Start of DATA TO PROCESS

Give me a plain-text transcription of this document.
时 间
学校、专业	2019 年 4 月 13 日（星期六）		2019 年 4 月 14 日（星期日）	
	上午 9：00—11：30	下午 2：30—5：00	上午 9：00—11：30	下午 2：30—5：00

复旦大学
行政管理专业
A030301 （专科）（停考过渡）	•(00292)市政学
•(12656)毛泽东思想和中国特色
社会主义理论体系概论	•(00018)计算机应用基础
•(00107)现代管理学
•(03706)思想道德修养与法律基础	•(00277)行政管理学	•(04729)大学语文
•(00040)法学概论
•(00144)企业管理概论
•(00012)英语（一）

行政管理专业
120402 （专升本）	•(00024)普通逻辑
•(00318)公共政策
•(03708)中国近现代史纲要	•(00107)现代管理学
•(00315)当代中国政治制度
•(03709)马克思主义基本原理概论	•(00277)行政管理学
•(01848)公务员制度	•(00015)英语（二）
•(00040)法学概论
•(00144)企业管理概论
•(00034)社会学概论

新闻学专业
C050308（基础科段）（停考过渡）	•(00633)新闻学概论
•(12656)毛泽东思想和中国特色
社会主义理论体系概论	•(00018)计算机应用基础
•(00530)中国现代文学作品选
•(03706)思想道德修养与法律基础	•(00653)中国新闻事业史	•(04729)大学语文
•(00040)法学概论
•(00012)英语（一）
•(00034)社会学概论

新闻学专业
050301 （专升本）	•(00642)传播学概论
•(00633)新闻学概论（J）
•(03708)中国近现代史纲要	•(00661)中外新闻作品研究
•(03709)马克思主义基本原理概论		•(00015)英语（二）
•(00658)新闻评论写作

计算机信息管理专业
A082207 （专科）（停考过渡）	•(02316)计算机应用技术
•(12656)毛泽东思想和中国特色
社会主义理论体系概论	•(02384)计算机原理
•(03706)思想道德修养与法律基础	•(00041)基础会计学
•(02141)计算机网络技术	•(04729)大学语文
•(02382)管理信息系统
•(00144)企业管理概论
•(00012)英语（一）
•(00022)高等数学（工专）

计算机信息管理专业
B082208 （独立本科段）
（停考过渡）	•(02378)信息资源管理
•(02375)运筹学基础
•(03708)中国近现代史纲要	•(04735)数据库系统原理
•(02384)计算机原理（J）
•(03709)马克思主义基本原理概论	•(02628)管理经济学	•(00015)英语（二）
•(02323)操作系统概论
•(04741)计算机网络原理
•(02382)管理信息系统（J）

End of DATA TO PROCESS

### [AIM]
Retype the whole listing, matching it exactly.

### [FINISHED TASK]
Give me a plain-text transcription of this document.
时 间
学校、专业	2019 年 4 月 13 日（星期六）		2019 年 4 月 14 日（星期日）	
	上午 9：00—11：30	下午 2：30—5：00	上午 9：00—11：30	下午 2：30—5：00

复旦大学
行政管理专业
A030301 （专科）（停考过渡）	•(00292)市政学
•(12656)毛泽东思想和中国特色
社会主义理论体系概论	•(00018)计算机应用基础
•(00107)现代管理学
•(03706)思想道德修养与法律基础	•(00277)行政管理学	•(04729)大学语文
•(00040)法学概论
•(00144)企业管理概论
•(00012)英语（一）

行政管理专业
120402 （专升本）	•(00024)普通逻辑
•(00318)公共政策
•(03708)中国近现代史纲要	•(00107)现代管理学
•(00315)当代中国政治制度
•(03709)马克思主义基本原理概论	•(00277)行政管理学
•(01848)公务员制度	•(00015)英语（二）
•(00040)法学概论
•(00144)企业管理概论
•(00034)社会学概论

新闻学专业
C050308（基础科段）（停考过渡）	•(00633)新闻学概论
•(12656)毛泽东思想和中国特色
社会主义理论体系概论	•(00018)计算机应用基础
•(00530)中国现代文学作品选
•(03706)思想道德修养与法律基础	•(00653)中国新闻事业史	•(04729)大学语文
•(00040)法学概论
•(00012)英语（一）
•(00034)社会学概论

新闻学专业
050301 （专升本）	•(00642)传播学概论
•(00633)新闻学概论（J）
•(03708)中国近现代史纲要	•(00661)中外新闻作品研究
•(03709)马克思主义基本原理概论		•(00015)英语（二）
•(00658)新闻评论写作

计算机信息管理专业
A082207 （专科）（停考过渡）	•(02316)计算机应用技术
•(12656)毛泽东思想和中国特色
社会主义理论体系概论	•(02384)计算机原理
•(03706)思想道德修养与法律基础	•(00041)基础会计学
•(02141)计算机网络技术	•(04729)大学语文
•(02382)管理信息系统
•(00144)企业管理概论
•(00012)英语（一）
•(00022)高等数学（工专）

计算机信息管理专业
B082208 （独立本科段）
（停考过渡）	•(02378)信息资源管理
•(02375)运筹学基础
•(03708)中国近现代史纲要	•(04735)数据库系统原理
•(02384)计算机原理（J）
•(03709)马克思主义基本原理概论	•(02628)管理经济学	•(00015)英语（二）
•(02323)操作系统概论
•(04741)计算机网络原理
•(02382)管理信息系统（J）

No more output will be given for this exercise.